-------- Input material

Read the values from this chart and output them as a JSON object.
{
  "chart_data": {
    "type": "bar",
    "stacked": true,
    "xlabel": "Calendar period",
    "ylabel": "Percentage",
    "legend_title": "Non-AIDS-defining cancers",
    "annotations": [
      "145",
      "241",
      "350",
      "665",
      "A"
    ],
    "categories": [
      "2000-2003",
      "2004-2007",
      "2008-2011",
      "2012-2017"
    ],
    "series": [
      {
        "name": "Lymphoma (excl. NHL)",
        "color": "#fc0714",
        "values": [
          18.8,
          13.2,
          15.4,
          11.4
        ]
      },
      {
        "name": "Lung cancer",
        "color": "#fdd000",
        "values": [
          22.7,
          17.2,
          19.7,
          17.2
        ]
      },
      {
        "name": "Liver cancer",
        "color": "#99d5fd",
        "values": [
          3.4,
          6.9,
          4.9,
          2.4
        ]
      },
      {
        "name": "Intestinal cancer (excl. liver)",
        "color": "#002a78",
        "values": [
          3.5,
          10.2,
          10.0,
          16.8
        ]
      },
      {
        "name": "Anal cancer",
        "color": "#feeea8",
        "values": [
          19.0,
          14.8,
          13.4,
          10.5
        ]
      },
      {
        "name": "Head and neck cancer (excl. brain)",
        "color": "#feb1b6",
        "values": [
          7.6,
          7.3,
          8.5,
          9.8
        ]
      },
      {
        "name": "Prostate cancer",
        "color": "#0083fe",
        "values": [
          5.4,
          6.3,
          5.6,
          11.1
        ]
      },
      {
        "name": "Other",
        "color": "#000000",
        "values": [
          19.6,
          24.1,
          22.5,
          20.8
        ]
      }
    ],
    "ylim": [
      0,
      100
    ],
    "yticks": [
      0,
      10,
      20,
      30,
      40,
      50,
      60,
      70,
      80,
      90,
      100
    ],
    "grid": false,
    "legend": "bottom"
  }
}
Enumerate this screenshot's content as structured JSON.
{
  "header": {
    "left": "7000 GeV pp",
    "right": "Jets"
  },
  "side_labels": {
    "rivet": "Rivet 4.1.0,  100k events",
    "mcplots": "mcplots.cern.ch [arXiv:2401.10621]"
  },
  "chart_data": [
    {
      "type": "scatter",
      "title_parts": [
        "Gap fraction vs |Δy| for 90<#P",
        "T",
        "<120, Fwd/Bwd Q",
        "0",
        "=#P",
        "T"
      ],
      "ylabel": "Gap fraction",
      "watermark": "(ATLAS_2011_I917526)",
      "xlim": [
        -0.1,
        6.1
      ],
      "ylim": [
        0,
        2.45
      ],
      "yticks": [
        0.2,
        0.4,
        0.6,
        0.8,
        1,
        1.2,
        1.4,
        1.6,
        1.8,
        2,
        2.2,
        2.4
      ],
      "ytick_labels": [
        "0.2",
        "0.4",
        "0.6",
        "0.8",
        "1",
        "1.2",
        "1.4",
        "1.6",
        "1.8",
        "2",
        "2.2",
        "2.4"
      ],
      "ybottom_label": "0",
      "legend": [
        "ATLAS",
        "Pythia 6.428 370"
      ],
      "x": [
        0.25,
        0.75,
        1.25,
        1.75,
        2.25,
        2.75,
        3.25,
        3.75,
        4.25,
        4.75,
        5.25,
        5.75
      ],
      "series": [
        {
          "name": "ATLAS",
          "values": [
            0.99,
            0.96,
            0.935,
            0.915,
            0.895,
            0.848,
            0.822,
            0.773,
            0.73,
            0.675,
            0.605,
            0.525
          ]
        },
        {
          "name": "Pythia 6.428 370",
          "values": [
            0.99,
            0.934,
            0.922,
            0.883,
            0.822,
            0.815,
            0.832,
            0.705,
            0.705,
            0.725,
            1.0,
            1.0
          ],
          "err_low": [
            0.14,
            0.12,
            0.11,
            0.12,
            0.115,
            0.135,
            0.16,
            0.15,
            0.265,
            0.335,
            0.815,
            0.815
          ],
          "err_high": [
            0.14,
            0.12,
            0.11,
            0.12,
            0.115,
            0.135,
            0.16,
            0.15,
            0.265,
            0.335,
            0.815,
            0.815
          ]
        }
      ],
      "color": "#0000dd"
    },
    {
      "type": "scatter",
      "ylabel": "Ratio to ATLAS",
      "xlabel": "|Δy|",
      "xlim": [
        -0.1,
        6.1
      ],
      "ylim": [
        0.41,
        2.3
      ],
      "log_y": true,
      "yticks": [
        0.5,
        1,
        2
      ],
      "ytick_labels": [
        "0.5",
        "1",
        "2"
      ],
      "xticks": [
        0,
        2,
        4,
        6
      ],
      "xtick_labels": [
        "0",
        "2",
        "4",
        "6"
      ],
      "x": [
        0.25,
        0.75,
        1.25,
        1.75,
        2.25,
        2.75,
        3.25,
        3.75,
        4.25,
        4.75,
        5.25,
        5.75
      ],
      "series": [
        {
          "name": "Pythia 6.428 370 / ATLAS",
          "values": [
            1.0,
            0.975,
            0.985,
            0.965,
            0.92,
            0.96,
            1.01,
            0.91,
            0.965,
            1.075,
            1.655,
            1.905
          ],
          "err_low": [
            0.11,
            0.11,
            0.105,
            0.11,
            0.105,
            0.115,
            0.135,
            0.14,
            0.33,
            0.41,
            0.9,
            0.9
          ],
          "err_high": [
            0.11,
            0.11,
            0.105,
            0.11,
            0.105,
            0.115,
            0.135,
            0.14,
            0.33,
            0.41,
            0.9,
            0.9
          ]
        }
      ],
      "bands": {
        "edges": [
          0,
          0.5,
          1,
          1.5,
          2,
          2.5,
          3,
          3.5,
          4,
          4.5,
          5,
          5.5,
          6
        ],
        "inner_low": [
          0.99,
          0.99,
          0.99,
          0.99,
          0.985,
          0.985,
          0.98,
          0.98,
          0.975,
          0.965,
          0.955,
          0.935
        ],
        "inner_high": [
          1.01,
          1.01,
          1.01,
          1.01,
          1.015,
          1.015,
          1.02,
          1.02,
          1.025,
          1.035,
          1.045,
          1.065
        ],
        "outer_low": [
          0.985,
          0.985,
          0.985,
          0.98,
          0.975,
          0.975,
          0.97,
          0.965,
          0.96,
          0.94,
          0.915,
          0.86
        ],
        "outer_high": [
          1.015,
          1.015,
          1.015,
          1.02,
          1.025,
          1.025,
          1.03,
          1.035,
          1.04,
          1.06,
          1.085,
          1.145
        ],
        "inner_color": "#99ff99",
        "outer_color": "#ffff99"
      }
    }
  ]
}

----------------

• [Exercise] Repeat the material word for word, in full.

• [Output for this exercise]
Read the values from this chart and output them as a JSON object.
{
  "chart_data": {
    "type": "bar",
    "stacked": true,
    "xlabel": "Calendar period",
    "ylabel": "Percentage",
    "legend_title": "Non-AIDS-defining cancers",
    "annotations": [
      "145",
      "241",
      "350",
      "665",
      "A"
    ],
    "categories": [
      "2000-2003",
      "2004-2007",
      "2008-2011",
      "2012-2017"
    ],
    "series": [
      {
        "name": "Lymphoma (excl. NHL)",
        "color": "#fc0714",
        "values": [
          18.8,
          13.2,
          15.4,
          11.4
        ]
      },
      {
        "name": "Lung cancer",
        "color": "#fdd000",
        "values": [
          22.7,
          17.2,
          19.7,
          17.2
        ]
      },
      {
        "name": "Liver cancer",
        "color": "#99d5fd",
        "values": [
          3.4,
          6.9,
          4.9,
          2.4
        ]
      },
      {
        "name": "Intestinal cancer (excl. liver)",
        "color": "#002a78",
        "values": [
          3.5,
          10.2,
          10.0,
          16.8
        ]
      },
      {
        "name": "Anal cancer",
        "color": "#feeea8",
        "values": [
          19.0,
          14.8,
          13.4,
          10.5
        ]
      },
      {
        "name": "Head and neck cancer (excl. brain)",
        "color": "#feb1b6",
        "values": [
          7.6,
          7.3,
          8.5,
          9.8
        ]
      },
      {
        "name": "Prostate cancer",
        "color": "#0083fe",
        "values": [
          5.4,
          6.3,
          5.6,
          11.1
        ]
      },
      {
        "name": "Other",
        "color": "#000000",
        "values": [
          19.6,
          24.1,
          22.5,
          20.8
        ]
      }
    ],
    "ylim": [
      0,
      100
    ],
    "yticks": [
      0,
      10,
      20,
      30,
      40,
      50,
      60,
      70,
      80,
      90,
      100
    ],
    "grid": false,
    "legend": "bottom"
  }
}
Enumerate this screenshot's content as structured JSON.
{
  "header": {
    "left": "7000 GeV pp",
    "right": "Jets"
  },
  "side_labels": {
    "rivet": "Rivet 4.1.0,  100k events",
    "mcplots": "mcplots.cern.ch [arXiv:2401.10621]"
  },
  "chart_data": [
    {
      "type": "scatter",
      "title_parts": [
        "Gap fraction vs |Δy| for 90<#P",
        "T",
        "<120, Fwd/Bwd Q",
        "0",
        "=#P",
        "T"
      ],
      "ylabel": "Gap fraction",
      "watermark": "(ATLAS_2011_I917526)",
      "xlim": [
        -0.1,
        6.1
      ],
      "ylim": [
        0,
        2.45
      ],
      "yticks": [
        0.2,
        0.4,
        0.6,
        0.8,
        1,
        1.2,
        1.4,
        1.6,
        1.8,
        2,
        2.2,
        2.4
      ],
      "ytick_labels": [
        "0.2",
        "0.4",
        "0.6",
        "0.8",
        "1",
        "1.2",
        "1.4",
        "1.6",
        "1.8",
        "2",
        "2.2",
        "2.4"
      ],
      "ybottom_label": "0",
      "legend": [
        "ATLAS",
        "Pythia 6.428 370"
      ],
      "x": [
        0.25,
        0.75,
        1.25,
        1.75,
        2.25,
        2.75,
        3.25,
        3.75,
        4.25,
        4.75,
        5.25,
        5.75
      ],
      "series": [
        {
          "name": "ATLAS",
          "values": [
            0.99,
            0.96,
            0.935,
            0.915,
            0.895,
            0.848,
            0.822,
            0.773,
            0.73,
            0.675,
            0.605,
            0.525
          ]
        },
        {
          "name": "Pythia 6.428 370",
          "values": [
            0.99,
            0.934,
            0.922,
            0.883,
            0.822,
            0.815,
            0.832,
            0.705,
            0.705,
            0.725,
            1.0,
            1.0
          ],
          "err_low": [
            0.14,
            0.12,
            0.11,
            0.12,
            0.115,
            0.135,
            0.16,
            0.15,
            0.265,
            0.335,
            0.815,
            0.815
          ],
          "err_high": [
            0.14,
            0.12,
            0.11,
            0.12,
            0.115,
            0.135,
            0.16,
            0.15,
            0.265,
            0.335,
            0.815,
            0.815
          ]
        }
      ],
      "color": "#0000dd"
    },
    {
      "type": "scatter",
      "ylabel": "Ratio to ATLAS",
      "xlabel": "|Δy|",
      "xlim": [
        -0.1,
        6.1
      ],
      "ylim": [
        0.41,
        2.3
      ],
      "log_y": true,
      "yticks": [
        0.5,
        1,
        2
      ],
      "ytick_labels": [
        "0.5",
        "1",
        "2"
      ],
      "xticks": [
        0,
        2,
        4,
        6
      ],
      "xtick_labels": [
        "0",
        "2",
        "4",
        "6"
      ],
      "x": [
        0.25,
        0.75,
        1.25,
        1.75,
        2.25,
        2.75,
        3.25,
        3.75,
        4.25,
        4.75,
        5.25,
        5.75
      ],
      "series": [
        {
          "name": "Pythia 6.428 370 / ATLAS",
          "values": [
            1.0,
            0.975,
            0.985,
            0.965,
            0.92,
            0.96,
            1.01,
            0.91,
            0.965,
            1.075,
            1.655,
            1.905
          ],
          "err_low": [
            0.11,
            0.11,
            0.105,
            0.11,
            0.105,
            0.115,
            0.135,
            0.14,
            0.33,
            0.41,
            0.9,
            0.9
          ],
          "err_high": [
            0.11,
            0.11,
            0.105,
            0.11,
            0.105,
            0.115,
            0.135,
            0.14,
            0.33,
            0.41,
            0.9,
            0.9
          ]
        }
      ],
      "bands": {
        "edges": [
          0,
          0.5,
          1,
          1.5,
          2,
          2.5,
          3,
          3.5,
          4,
          4.5,
          5,
          5.5,
          6
        ],
        "inner_low": [
          0.99,
          0.99,
          0.99,
          0.99,
          0.985,
          0.985,
          0.98,
          0.98,
          0.975,
          0.965,
          0.955,
          0.935
        ],
        "inner_high": [
          1.01,
          1.01,
          1.01,
          1.01,
          1.015,
          1.015,
          1.02,
          1.02,
          1.025,
          1.035,
          1.045,
          1.065
        ],
        "outer_low": [
          0.985,
          0.985,
          0.985,
          0.98,
          0.975,
          0.975,
          0.97,
          0.965,
          0.96,
          0.94,
          0.915,
          0.86
        ],
        "outer_high": [
          1.015,
          1.015,
          1.015,
          1.02,
          1.025,
          1.025,
          1.03,
          1.035,
          1.04,
          1.06,
          1.085,
          1.145
        ],
        "inner_color": "#99ff99",
        "outer_color": "#ffff99"
      }
    }
  ]
}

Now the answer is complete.